### Problema proposto
Imprima, sem alterar nada, todo o trecho da resenha sobre os cinco livros que vai de "Malba Tahan, e" até "Homem Que Calculava.".

### Texto de leitura
* * * *

Malba Tahan, e os números, e a geometria, e Fermat, e Türing, e o hiperespaço. Cinco livros: Os Números; O Homem Que Sabia Demais; O Último Teorema de Fermat; A Janela de Euclides; e, O Homem Que Calculava.
Decidi reunir os cinco livros mencionados no título numa só resenha, e comentá-los, em poucas palavras. De todos, o de Malba Tahan é o único que li há uns vinte anos; e aos outros dediquei leitura recentemente, sendo que ao de George Ifrah há um ano, e ao de David Leavitt, ao de Simon Singh e ao de Leonard Mlodinov há poucos dias - e os destes três o primeiro que li foi o de Mlodinov, e o último o de Leavitt.
Começo recordando O Homem Que Calculava, livro de Matemática, que o autor, narrando histórias fabulosas, ensina com espirituosidade. É o livro agradável e divertido. A Matemática não é uma, direi, ciência insossa, desgraciosa, depressiva, emasculadora; tem os seus atrativos, que os matemáticos sabem apreciar - que o diga Andrew Wiles, o herói do livro de Simon Singh, que no seu, ouso dizer, romance O Último Teorema de Fermat, narra a aventura, impressionante, fabulosa, da concepção do enigma que Fermat apresentou ao mundo, até a solução dele, encontrada, por Andrew Wiles, mais de trezentos anos depois, sem sonegar aos leitores contos e curiosidades da era pitagórica, a gênese da extraordinária aventura, Pitágoras a inspirar a Fermat a idéia que iria atormentar, no decorrer dos três séculos que sucederam, os maiores matemáticos da História, dentre eles Leonhard Euler.

* * * *

### Material fornecido

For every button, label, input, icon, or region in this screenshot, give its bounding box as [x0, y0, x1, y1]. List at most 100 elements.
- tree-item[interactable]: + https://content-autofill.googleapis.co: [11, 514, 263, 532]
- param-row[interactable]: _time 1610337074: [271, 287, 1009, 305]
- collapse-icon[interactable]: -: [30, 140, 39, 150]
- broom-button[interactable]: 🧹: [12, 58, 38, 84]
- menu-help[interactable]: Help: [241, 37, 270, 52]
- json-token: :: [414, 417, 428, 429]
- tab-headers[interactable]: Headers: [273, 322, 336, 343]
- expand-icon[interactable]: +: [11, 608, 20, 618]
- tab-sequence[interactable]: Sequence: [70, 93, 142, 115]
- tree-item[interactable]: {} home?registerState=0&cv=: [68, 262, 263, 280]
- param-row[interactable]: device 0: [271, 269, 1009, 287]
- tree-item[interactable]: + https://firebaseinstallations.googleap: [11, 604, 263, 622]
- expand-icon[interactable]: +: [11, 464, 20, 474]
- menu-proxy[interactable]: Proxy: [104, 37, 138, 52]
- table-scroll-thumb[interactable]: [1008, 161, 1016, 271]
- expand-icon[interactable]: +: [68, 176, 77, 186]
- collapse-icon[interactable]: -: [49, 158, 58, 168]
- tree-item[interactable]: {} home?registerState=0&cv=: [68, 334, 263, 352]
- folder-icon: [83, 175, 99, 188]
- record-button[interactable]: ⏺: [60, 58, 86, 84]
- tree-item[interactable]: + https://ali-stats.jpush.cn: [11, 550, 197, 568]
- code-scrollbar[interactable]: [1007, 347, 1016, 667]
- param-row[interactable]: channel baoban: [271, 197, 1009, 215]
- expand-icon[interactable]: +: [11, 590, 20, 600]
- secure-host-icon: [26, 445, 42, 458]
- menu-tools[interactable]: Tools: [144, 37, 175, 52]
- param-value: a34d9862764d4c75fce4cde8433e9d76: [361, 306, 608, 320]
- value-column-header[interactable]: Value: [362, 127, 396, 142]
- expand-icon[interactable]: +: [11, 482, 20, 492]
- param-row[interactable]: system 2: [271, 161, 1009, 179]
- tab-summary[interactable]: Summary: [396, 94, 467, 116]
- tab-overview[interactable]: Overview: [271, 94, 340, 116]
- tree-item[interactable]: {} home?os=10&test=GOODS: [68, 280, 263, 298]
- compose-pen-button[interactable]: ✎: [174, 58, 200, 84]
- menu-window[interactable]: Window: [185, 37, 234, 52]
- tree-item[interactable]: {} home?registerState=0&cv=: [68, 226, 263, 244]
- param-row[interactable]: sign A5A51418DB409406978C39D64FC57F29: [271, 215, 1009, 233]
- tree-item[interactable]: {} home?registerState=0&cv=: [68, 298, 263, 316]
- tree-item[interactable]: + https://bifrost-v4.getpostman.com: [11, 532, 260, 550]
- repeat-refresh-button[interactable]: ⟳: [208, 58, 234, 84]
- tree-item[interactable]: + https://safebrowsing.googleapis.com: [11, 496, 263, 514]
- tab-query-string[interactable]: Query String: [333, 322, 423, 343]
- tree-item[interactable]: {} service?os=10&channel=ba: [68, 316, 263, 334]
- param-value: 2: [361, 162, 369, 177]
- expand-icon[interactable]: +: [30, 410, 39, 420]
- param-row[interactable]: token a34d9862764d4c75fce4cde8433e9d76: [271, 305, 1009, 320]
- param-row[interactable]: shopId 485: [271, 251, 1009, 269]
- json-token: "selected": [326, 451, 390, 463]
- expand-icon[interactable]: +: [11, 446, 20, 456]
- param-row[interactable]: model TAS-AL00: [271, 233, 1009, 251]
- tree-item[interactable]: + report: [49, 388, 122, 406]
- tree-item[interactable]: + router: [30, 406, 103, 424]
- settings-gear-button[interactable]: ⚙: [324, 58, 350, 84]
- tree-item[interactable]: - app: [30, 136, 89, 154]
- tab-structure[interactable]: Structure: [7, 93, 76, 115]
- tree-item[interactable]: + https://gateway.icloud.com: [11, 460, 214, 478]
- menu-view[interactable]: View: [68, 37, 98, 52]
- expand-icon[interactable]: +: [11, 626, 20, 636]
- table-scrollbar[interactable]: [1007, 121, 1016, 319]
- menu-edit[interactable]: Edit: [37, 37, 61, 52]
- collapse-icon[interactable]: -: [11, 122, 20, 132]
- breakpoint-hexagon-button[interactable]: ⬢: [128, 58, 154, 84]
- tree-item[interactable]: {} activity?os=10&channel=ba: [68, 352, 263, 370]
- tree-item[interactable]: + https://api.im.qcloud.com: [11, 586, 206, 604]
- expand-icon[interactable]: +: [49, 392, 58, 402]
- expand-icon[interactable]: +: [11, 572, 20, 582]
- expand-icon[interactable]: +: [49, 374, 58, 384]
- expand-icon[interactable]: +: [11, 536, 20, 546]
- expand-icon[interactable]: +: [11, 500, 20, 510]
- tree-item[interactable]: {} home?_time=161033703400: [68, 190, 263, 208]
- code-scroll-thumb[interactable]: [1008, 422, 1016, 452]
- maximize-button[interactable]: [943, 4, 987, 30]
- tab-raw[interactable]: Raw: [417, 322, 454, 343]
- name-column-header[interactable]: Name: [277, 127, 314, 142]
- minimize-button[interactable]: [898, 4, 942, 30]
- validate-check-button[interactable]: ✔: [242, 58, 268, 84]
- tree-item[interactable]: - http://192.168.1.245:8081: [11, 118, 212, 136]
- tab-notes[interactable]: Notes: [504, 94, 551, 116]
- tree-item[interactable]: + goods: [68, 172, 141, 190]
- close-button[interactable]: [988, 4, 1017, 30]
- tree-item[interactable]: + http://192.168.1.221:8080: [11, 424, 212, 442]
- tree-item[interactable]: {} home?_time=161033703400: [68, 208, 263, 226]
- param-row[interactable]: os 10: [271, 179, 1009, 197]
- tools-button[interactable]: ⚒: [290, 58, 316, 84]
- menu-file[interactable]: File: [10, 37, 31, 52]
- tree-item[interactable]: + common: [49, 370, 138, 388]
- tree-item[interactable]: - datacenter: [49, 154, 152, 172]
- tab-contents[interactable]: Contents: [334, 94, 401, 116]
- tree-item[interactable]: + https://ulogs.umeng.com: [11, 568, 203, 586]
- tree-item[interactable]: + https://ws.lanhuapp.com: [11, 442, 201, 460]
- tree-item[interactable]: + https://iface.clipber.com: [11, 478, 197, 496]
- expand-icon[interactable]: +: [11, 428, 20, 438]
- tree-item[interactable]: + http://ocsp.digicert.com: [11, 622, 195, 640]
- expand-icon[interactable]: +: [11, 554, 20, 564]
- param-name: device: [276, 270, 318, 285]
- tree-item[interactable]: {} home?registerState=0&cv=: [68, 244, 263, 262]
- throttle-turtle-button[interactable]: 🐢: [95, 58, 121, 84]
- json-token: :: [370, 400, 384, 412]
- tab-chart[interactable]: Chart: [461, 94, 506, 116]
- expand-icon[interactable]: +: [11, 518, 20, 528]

* * * *

### Resposta completa
Malba Tahan, e os números, e a geometria, e Fermat, e Türing, e o hiperespaço. Cinco livros: Os Números; O Homem Que Sabia Demais; O Último Teorema de Fermat; A Janela de Euclides; e, O Homem Que Calculava.